YOUR ASSIGNMENT >>
Please work out how many lines in the data below contain "förståelse", and reply with that number alone.

[ENTRIES SHOWN]

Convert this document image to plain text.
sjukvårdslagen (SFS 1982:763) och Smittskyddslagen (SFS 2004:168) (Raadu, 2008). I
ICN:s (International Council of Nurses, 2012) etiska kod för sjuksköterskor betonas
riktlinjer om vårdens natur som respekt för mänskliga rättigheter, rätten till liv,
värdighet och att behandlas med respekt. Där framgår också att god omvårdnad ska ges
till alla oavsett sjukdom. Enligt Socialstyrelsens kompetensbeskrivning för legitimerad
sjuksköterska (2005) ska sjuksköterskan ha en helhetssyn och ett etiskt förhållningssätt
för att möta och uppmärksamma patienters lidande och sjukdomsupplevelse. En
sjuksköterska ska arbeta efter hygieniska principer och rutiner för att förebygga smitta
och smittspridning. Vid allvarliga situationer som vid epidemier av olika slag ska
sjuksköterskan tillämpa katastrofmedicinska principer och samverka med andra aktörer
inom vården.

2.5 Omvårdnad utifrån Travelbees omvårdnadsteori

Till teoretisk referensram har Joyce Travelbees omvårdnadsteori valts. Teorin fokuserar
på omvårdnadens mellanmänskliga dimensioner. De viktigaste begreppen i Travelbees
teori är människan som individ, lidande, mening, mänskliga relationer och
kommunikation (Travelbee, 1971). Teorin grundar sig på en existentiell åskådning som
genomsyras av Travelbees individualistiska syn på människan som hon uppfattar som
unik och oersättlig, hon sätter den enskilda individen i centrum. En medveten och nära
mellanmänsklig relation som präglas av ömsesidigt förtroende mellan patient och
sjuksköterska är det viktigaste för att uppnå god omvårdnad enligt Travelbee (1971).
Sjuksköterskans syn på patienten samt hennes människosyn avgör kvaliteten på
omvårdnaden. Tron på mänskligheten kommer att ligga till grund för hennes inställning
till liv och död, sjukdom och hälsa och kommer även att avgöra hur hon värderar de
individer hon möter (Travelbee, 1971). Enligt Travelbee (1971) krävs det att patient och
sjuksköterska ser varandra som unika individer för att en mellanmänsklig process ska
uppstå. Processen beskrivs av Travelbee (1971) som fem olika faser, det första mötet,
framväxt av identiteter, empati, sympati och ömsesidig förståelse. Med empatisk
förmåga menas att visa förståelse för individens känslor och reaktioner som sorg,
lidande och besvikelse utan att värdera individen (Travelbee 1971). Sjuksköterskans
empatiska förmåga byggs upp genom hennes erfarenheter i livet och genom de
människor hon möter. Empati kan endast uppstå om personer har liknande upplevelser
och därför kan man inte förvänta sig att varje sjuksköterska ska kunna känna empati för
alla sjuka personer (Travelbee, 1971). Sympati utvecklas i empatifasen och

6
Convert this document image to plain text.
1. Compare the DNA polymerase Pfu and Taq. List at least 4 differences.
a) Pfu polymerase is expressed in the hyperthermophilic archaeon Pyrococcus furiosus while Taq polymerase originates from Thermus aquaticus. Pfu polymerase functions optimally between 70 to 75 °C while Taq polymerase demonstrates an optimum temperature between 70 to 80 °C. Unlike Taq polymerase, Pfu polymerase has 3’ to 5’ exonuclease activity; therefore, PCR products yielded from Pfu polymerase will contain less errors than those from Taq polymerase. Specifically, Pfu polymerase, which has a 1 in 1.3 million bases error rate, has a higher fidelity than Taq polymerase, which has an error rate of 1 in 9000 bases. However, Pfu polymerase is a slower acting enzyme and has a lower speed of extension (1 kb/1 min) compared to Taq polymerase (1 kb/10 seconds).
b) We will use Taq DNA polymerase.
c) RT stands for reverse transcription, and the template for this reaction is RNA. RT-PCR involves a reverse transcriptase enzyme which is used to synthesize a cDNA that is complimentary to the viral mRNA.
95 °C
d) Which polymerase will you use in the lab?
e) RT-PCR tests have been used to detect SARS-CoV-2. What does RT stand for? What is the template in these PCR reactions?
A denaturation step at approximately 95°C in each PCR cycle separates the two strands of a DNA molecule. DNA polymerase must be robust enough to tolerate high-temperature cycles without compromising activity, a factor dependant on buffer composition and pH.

[/ENTRIES SHOWN]

COMPLETED TASK >>
2